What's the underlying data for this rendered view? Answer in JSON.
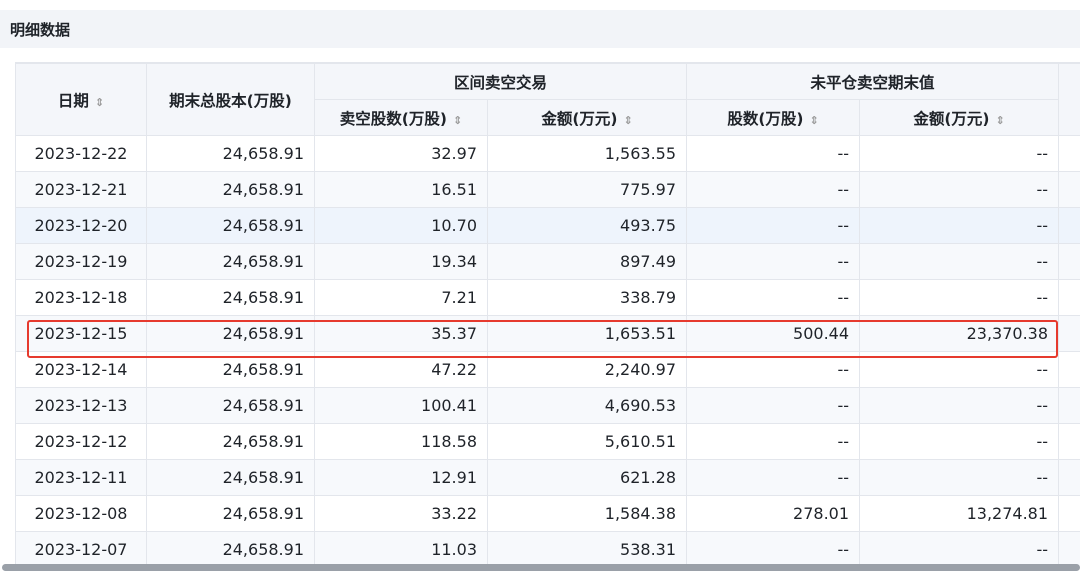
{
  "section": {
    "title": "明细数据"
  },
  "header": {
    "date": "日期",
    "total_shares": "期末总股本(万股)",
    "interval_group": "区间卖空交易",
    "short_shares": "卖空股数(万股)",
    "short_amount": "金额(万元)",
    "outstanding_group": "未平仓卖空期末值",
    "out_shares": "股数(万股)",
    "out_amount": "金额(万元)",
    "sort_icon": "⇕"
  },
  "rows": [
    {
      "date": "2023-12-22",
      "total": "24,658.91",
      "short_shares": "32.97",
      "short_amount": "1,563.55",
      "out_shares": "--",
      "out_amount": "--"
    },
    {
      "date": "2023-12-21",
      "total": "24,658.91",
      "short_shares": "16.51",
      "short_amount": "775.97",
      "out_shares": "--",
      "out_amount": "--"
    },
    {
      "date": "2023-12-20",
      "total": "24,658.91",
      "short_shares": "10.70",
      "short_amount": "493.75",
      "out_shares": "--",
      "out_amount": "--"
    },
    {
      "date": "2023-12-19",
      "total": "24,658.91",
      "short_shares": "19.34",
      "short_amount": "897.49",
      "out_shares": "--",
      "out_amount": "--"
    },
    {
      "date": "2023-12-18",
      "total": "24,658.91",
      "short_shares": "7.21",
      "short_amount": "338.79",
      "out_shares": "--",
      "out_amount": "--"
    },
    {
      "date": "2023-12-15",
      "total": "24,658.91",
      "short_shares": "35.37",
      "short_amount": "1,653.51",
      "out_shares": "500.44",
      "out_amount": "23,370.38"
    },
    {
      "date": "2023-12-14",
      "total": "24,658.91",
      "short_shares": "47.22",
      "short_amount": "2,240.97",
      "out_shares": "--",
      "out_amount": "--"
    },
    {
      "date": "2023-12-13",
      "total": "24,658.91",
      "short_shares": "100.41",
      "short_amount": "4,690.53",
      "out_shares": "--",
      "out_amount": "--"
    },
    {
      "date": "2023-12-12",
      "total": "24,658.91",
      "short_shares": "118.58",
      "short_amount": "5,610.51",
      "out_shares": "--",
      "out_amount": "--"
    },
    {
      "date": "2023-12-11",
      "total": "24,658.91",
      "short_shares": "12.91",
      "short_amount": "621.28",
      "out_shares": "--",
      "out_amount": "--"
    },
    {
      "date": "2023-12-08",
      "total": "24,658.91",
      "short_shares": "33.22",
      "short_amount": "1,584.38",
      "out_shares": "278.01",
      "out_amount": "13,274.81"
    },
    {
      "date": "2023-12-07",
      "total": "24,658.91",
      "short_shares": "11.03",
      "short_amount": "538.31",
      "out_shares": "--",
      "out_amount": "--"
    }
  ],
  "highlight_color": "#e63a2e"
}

┄┄┄┄┄┄┄┄┄┄┄┄┄┄┄┄┄┄┄┄

▸ The exercise
Repeat all the data as it stands, dropping any images it holds.

▸ Written solution
What's the underlying data for this rendered view? Answer in JSON.
{
  "section": {
    "title": "明细数据"
  },
  "header": {
    "date": "日期",
    "total_shares": "期末总股本(万股)",
    "interval_group": "区间卖空交易",
    "short_shares": "卖空股数(万股)",
    "short_amount": "金额(万元)",
    "outstanding_group": "未平仓卖空期末值",
    "out_shares": "股数(万股)",
    "out_amount": "金额(万元)",
    "sort_icon": "⇕"
  },
  "rows": [
    {
      "date": "2023-12-22",
      "total": "24,658.91",
      "short_shares": "32.97",
      "short_amount": "1,563.55",
      "out_shares": "--",
      "out_amount": "--"
    },
    {
      "date": "2023-12-21",
      "total": "24,658.91",
      "short_shares": "16.51",
      "short_amount": "775.97",
      "out_shares": "--",
      "out_amount": "--"
    },
    {
      "date": "2023-12-20",
      "total": "24,658.91",
      "short_shares": "10.70",
      "short_amount": "493.75",
      "out_shares": "--",
      "out_amount": "--"
    },
    {
      "date": "2023-12-19",
      "total": "24,658.91",
      "short_shares": "19.34",
      "short_amount": "897.49",
      "out_shares": "--",
      "out_amount": "--"
    },
    {
      "date": "2023-12-18",
      "total": "24,658.91",
      "short_shares": "7.21",
      "short_amount": "338.79",
      "out_shares": "--",
      "out_amount": "--"
    },
    {
      "date": "2023-12-15",
      "total": "24,658.91",
      "short_shares": "35.37",
      "short_amount": "1,653.51",
      "out_shares": "500.44",
      "out_amount": "23,370.38"
    },
    {
      "date": "2023-12-14",
      "total": "24,658.91",
      "short_shares": "47.22",
      "short_amount": "2,240.97",
      "out_shares": "--",
      "out_amount": "--"
    },
    {
      "date": "2023-12-13",
      "total": "24,658.91",
      "short_shares": "100.41",
      "short_amount": "4,690.53",
      "out_shares": "--",
      "out_amount": "--"
    },
    {
      "date": "2023-12-12",
      "total": "24,658.91",
      "short_shares": "118.58",
      "short_amount": "5,610.51",
      "out_shares": "--",
      "out_amount": "--"
    },
    {
      "date": "2023-12-11",
      "total": "24,658.91",
      "short_shares": "12.91",
      "short_amount": "621.28",
      "out_shares": "--",
      "out_amount": "--"
    },
    {
      "date": "2023-12-08",
      "total": "24,658.91",
      "short_shares": "33.22",
      "short_amount": "1,584.38",
      "out_shares": "278.01",
      "out_amount": "13,274.81"
    },
    {
      "date": "2023-12-07",
      "total": "24,658.91",
      "short_shares": "11.03",
      "short_amount": "538.31",
      "out_shares": "--",
      "out_amount": "--"
    }
  ],
  "highlight_color": "#e63a2e"
}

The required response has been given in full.